Set of tasks —
1. List every line in the records that contains the string "voyant".
2. Extend the Python notebook on working with text files, continuing after its final line.

==== Selection ====

## Working with Text File

In [None]:
# !pip install PyPDF2==3.0.1
# !pip install SpeechRecognition==3.10.4
# !pip install pyaudio==0.2.14

### 1. Working with `open()` Files in `write()` Mode
- **Opening and Writing to Files**: Learn how to create and write to text files.
- **Appending to Files**: Understand how to append content to an existing file.


In [4]:
import os

if not os.path.exists('data'):
    os.makedirs('data')

os.makedirs('data', exist_ok=True)

In [8]:
fp = open('data/example.txt', 'w')
fp.write('this is some content\n')
fp.write('this is another content')
fp.close()

In [9]:
with open('data/example1.txt', 'w') as fp:
    fp.write('this is some content\n')
    fp.write('this is another content')

==== Records provided ====

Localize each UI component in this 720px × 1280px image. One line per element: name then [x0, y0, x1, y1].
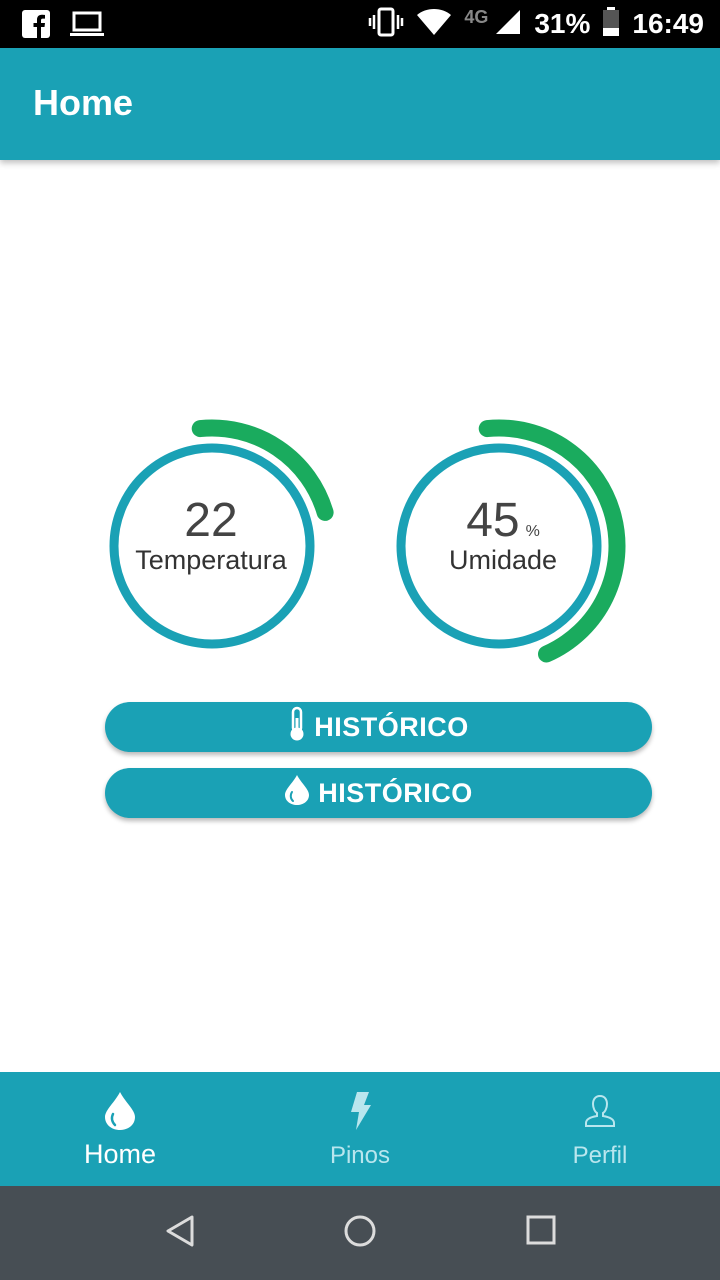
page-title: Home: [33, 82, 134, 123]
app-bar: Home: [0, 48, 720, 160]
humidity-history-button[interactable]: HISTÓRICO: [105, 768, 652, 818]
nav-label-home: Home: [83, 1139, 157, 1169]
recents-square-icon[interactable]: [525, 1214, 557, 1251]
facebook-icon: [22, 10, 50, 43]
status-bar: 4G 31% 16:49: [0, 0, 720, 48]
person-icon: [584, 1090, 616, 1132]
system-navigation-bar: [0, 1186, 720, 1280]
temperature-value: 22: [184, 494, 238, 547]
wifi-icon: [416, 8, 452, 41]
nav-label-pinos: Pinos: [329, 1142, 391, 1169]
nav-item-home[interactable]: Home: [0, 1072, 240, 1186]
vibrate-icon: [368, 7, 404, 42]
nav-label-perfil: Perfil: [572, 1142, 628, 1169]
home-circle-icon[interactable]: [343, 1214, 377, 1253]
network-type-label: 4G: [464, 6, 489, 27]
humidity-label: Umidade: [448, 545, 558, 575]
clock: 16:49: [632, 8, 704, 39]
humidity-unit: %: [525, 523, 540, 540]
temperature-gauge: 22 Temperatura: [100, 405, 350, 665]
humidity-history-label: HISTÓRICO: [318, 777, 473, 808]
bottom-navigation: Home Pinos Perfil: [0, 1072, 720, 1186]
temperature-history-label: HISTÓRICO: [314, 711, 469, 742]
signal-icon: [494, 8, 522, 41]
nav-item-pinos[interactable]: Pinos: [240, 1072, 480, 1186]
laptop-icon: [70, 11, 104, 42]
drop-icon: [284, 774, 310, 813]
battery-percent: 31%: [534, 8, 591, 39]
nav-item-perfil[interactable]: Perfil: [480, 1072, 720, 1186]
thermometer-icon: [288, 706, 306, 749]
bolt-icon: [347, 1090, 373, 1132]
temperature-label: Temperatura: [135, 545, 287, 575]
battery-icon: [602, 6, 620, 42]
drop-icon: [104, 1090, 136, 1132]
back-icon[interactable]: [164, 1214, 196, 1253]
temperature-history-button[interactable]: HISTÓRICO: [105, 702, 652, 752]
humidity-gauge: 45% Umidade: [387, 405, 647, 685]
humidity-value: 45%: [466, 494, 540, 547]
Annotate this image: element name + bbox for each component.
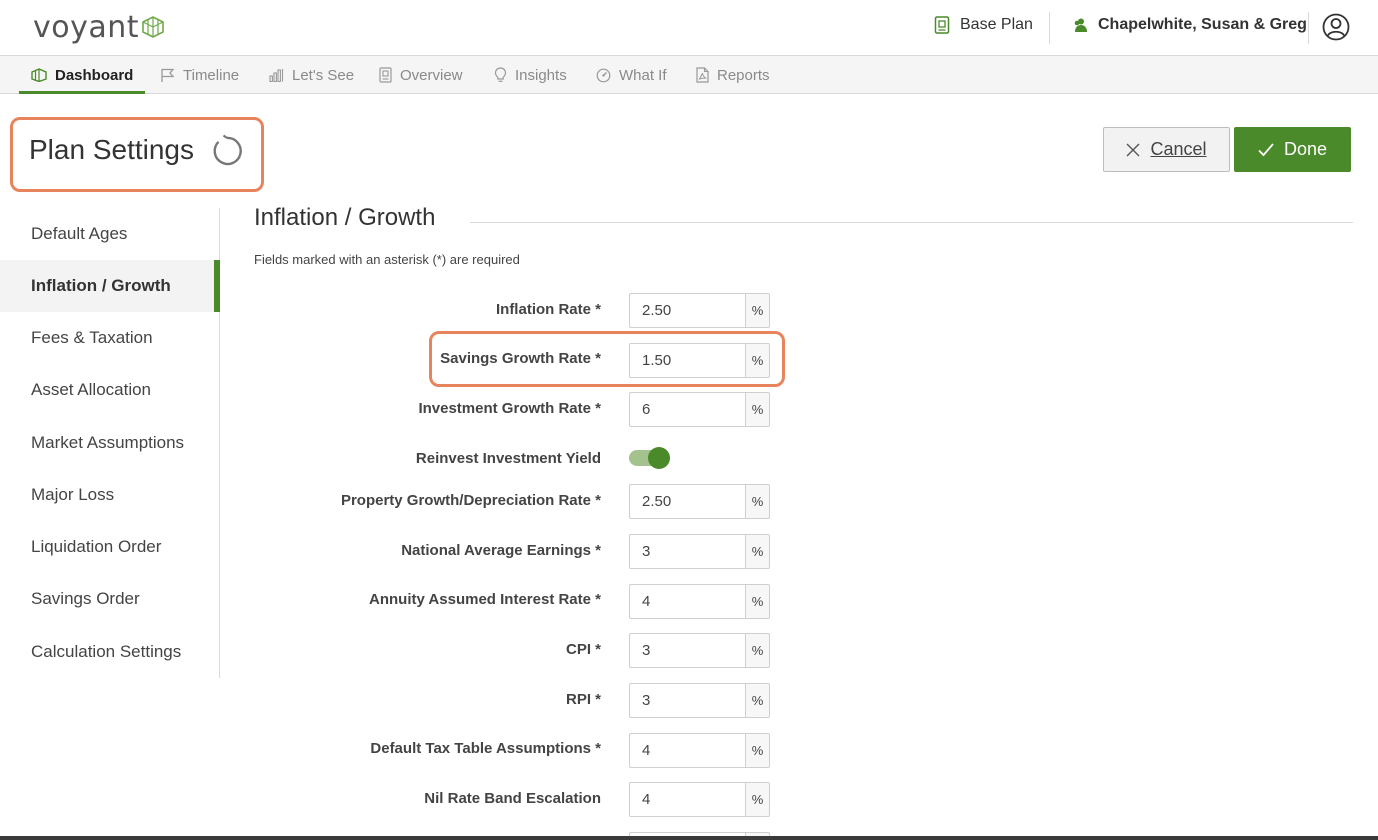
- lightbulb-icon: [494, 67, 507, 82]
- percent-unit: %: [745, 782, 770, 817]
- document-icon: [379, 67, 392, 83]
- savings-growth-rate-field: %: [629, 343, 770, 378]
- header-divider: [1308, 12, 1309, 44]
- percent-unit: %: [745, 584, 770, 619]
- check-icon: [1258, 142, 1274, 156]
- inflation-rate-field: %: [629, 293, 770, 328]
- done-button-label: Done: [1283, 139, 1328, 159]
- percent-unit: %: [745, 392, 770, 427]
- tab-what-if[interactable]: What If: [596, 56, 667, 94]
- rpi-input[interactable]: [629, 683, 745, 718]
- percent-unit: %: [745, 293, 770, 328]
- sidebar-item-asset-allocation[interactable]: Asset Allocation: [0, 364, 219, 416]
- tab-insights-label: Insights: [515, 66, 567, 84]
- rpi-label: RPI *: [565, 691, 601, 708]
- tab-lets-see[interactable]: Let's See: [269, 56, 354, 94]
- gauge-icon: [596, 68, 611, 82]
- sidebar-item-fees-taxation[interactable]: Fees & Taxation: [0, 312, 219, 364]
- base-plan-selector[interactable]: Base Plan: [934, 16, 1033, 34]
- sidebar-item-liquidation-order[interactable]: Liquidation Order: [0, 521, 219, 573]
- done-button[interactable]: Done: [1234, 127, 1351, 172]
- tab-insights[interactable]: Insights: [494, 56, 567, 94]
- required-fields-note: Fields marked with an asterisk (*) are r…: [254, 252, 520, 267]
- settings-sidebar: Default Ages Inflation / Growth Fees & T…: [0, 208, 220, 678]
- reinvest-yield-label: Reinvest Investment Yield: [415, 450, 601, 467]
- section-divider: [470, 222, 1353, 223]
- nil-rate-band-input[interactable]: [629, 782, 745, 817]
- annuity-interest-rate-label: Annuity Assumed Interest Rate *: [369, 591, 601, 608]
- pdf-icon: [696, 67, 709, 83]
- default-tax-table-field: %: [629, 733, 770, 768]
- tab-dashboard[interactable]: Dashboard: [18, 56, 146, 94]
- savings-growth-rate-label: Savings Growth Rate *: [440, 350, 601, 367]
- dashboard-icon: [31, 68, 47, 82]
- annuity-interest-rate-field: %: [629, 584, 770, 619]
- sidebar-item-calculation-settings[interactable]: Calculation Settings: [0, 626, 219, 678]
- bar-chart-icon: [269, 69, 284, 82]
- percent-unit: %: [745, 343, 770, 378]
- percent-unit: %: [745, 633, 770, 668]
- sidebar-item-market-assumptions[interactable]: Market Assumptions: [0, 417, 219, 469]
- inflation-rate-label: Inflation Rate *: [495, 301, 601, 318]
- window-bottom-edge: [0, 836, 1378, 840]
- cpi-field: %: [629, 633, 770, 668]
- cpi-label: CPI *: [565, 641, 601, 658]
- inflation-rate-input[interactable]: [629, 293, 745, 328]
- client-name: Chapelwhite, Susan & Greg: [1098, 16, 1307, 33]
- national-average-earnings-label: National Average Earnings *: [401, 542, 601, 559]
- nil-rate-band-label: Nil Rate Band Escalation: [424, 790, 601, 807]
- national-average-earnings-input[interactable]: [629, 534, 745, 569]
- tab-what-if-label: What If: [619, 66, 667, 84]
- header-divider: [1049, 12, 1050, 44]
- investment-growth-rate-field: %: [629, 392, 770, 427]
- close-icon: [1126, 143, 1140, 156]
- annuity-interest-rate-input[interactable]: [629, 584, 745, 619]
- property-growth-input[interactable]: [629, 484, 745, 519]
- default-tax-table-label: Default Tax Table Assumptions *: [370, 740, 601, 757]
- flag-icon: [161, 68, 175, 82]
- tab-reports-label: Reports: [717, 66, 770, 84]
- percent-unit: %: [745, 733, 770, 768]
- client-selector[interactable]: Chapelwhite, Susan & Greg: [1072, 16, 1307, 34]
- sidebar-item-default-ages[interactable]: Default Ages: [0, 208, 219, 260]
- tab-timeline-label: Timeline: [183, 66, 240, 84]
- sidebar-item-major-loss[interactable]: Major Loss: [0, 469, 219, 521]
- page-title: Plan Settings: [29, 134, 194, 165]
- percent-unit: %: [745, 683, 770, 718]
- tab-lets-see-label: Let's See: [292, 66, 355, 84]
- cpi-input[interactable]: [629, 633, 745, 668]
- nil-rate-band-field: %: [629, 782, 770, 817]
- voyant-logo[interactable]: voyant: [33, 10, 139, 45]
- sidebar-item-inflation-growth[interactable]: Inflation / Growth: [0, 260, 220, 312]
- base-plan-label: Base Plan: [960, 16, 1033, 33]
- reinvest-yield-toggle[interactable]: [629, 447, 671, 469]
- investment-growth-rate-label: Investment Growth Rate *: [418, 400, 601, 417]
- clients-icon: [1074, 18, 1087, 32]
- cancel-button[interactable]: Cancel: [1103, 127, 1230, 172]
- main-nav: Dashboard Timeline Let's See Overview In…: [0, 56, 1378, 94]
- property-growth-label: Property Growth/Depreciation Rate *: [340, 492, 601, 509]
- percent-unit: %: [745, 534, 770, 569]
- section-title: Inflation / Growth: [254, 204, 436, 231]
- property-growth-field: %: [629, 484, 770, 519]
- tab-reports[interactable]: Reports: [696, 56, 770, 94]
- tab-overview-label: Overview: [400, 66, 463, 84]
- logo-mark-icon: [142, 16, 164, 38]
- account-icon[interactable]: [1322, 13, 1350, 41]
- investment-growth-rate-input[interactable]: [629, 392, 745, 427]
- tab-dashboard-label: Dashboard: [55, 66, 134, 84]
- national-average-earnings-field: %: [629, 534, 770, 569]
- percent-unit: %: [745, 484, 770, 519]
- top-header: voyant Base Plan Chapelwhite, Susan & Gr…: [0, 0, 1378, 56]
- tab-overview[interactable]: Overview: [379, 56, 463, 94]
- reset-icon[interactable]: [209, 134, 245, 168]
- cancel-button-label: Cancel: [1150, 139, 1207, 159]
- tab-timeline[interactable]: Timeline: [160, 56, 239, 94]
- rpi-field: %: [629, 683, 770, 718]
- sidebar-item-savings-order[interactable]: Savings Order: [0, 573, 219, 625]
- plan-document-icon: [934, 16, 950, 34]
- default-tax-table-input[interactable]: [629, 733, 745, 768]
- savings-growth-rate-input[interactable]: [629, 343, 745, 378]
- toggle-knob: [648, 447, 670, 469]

====
==== Records provided ====

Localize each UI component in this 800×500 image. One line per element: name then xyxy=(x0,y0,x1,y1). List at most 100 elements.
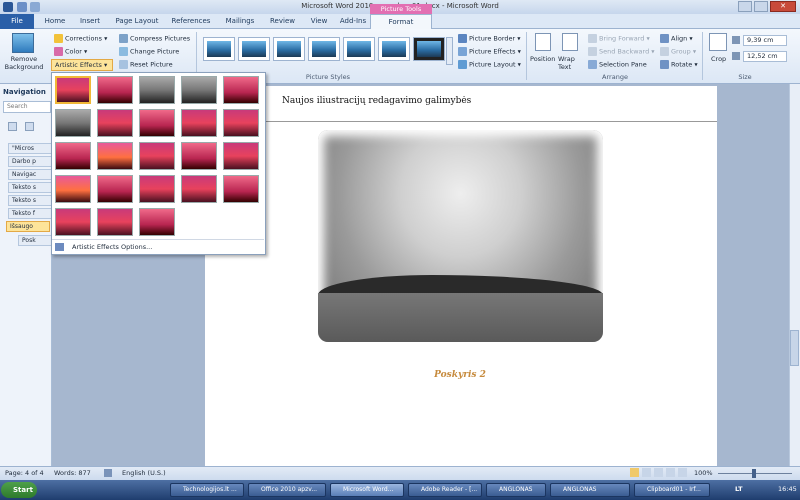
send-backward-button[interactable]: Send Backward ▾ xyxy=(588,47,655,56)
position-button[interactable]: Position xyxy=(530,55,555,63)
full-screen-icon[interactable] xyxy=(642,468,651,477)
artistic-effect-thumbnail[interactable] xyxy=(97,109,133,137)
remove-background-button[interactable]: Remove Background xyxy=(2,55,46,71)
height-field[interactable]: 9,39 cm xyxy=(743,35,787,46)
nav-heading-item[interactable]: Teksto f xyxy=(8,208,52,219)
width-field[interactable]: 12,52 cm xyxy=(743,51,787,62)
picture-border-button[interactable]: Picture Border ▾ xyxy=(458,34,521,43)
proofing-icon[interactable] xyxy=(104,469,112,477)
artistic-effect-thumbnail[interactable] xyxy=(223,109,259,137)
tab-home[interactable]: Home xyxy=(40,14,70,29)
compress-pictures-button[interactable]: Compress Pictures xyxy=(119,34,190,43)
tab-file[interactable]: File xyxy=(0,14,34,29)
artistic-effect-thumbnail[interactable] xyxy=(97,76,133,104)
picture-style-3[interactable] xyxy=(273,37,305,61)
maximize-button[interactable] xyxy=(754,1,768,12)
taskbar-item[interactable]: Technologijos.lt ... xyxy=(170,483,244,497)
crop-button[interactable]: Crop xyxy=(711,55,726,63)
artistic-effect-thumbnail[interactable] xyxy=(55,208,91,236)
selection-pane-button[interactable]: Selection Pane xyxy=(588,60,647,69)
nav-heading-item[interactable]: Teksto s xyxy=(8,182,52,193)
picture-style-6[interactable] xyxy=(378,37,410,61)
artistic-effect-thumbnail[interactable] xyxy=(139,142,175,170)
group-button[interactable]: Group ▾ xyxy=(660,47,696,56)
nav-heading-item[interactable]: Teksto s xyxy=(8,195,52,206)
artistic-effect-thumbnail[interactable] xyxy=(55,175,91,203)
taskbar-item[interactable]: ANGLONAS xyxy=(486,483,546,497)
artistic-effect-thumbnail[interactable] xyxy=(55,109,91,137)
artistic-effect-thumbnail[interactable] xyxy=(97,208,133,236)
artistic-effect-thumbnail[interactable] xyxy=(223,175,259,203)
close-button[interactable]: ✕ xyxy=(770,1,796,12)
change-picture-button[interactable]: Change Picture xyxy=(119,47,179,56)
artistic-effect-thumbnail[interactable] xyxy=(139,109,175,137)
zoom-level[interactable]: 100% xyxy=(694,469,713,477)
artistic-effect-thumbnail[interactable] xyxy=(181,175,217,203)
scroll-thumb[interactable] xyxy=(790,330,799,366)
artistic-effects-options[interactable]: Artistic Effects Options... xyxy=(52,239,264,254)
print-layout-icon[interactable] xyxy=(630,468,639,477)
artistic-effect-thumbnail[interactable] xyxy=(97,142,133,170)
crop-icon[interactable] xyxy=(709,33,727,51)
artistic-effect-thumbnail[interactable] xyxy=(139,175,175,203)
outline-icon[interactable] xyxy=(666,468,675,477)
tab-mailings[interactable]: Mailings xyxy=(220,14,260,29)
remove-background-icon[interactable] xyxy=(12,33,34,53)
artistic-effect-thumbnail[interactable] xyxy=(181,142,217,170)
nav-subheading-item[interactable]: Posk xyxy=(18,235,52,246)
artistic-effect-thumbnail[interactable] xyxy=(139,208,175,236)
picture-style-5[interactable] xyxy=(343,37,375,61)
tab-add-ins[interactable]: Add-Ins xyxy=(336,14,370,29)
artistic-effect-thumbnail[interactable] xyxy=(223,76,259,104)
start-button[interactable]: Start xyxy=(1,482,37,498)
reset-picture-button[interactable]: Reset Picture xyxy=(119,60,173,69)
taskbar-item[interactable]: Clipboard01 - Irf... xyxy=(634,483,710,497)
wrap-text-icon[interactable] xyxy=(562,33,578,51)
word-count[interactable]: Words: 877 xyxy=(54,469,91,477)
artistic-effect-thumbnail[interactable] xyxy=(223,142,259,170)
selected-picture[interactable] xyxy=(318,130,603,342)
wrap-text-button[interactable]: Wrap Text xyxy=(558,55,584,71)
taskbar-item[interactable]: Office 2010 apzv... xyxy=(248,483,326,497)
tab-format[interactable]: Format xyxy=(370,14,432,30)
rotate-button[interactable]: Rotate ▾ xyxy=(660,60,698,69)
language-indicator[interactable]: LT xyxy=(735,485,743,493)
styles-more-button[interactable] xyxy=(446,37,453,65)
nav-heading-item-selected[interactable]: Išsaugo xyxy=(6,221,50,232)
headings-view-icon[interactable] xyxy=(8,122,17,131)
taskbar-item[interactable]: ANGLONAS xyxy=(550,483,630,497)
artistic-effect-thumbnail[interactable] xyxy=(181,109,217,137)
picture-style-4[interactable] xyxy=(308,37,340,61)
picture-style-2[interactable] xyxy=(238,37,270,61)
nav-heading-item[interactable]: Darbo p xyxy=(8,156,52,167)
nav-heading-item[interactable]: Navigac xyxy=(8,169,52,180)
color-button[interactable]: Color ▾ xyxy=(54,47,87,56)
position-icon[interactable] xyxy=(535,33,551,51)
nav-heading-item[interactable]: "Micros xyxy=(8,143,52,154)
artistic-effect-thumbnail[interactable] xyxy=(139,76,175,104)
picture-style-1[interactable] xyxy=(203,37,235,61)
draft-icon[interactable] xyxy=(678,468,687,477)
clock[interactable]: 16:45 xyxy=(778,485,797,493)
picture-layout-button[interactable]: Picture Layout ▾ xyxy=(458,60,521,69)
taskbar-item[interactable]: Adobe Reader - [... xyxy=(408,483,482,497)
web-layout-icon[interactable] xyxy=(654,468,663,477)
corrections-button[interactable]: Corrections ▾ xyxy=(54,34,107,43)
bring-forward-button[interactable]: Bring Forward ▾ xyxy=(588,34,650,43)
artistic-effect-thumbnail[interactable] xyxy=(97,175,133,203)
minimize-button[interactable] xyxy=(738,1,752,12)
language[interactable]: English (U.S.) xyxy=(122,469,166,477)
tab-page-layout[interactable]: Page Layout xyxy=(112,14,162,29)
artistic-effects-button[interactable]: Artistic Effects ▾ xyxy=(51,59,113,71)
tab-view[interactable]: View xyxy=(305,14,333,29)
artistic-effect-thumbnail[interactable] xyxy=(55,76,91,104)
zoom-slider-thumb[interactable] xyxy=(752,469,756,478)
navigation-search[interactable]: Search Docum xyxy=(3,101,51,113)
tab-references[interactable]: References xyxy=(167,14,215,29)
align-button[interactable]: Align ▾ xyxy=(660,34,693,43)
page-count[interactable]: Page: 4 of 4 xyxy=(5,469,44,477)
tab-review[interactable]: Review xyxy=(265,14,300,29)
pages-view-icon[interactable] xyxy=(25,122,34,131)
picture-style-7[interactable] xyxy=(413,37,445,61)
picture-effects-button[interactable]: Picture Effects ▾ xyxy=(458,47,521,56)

====

Responses in order —
1.
- voyant-logo[interactable]: voyant: [33, 10, 139, 45]
- top-header: voyant Base Plan Chapelwhite, Susan & Gr…: [0, 0, 1378, 56]

2.
In [11]:
lines = ['first line', 'second line', 'third line']
for line in lines:
    with open('data/example2.txt', 'a') as fp:
        fp.write(line)

In [14]:
lines = ['first line', 'second line', 'third line']
# lines = ['first line\n', 'second line\n', 'third line\n']

with open('data/example3.txt', 'w') as fp:
    for line in lines:
        fp.write(line)
        fp.write('\n')


In [16]:
# lines = ['first line', 'second line', 'third line']
lines = ['first line\n', 'second line\n', 'third line\n']

with open('data/example3.txt', 'w') as fp:
    fp.writelines(lines)

In [20]:
lines = ['first line', 'second line', 'third line']
text = "\n".join(lines)
with open('data/example4.txt', 'w') as fp:
    fp.write(text)

In [23]:
lines = ['fourth line', 'fifth line', 'sixth line']
text = "\n".join(lines)
with open('data/example4.txt', 'a') as fp:
    fp.write('\n')
    fp.write(text)

### 2. Read and Evaluate the Files
- **Reading Files**: Learn how to read text files and evaluate their content.
- **Evaluating Expressions from Files**: Using `eval()` to interpret data.


In [28]:
fp = open('data/example.txt', 'r')
text = fp.read()
print(text)
text.splitlines()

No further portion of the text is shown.